* _What to do_: Quote all entries exactly, leaving pictures aside.

- - - -

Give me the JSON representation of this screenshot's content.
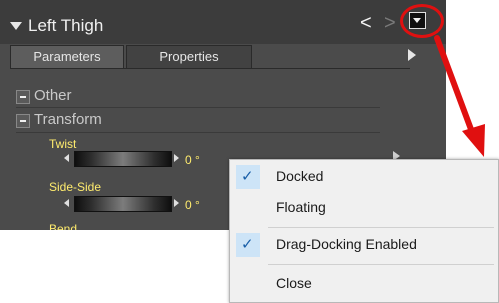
{
  "panel": {
    "title": "Left Thigh",
    "nav_prev": "<",
    "nav_next": ">",
    "tabs": [
      {
        "label": "Parameters",
        "active": true
      },
      {
        "label": "Properties",
        "active": false
      }
    ],
    "groups": [
      {
        "label": "Other"
      },
      {
        "label": "Transform"
      }
    ],
    "params": [
      {
        "label": "Twist",
        "value": "0 °"
      },
      {
        "label": "Side-Side",
        "value": "0 °"
      },
      {
        "label": "Bend"
      }
    ]
  },
  "menu": {
    "items": [
      {
        "label": "Docked",
        "checked": true
      },
      {
        "label": "Floating",
        "checked": false
      },
      {
        "label": "Drag-Docking Enabled",
        "checked": true
      },
      {
        "label": "Close",
        "checked": false
      }
    ],
    "check_glyph": "✓"
  },
  "annotation": {
    "color": "#e01010"
  },
  "colors": {
    "panel_bg": "#4b4b4b",
    "param_label": "#ffec6e",
    "menu_bg": "#f0f0f0",
    "check_highlight": "#cde4f7"
  }
}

- - - -

* _Finished answer_:
Give me the JSON representation of this screenshot's content.
{
  "panel": {
    "title": "Left Thigh",
    "nav_prev": "<",
    "nav_next": ">",
    "tabs": [
      {
        "label": "Parameters",
        "active": true
      },
      {
        "label": "Properties",
        "active": false
      }
    ],
    "groups": [
      {
        "label": "Other"
      },
      {
        "label": "Transform"
      }
    ],
    "params": [
      {
        "label": "Twist",
        "value": "0 °"
      },
      {
        "label": "Side-Side",
        "value": "0 °"
      },
      {
        "label": "Bend"
      }
    ]
  },
  "menu": {
    "items": [
      {
        "label": "Docked",
        "checked": true
      },
      {
        "label": "Floating",
        "checked": false
      },
      {
        "label": "Drag-Docking Enabled",
        "checked": true
      },
      {
        "label": "Close",
        "checked": false
      }
    ],
    "check_glyph": "✓"
  },
  "annotation": {
    "color": "#e01010"
  },
  "colors": {
    "panel_bg": "#4b4b4b",
    "param_label": "#ffec6e",
    "menu_bg": "#f0f0f0",
    "check_highlight": "#cde4f7"
  }
}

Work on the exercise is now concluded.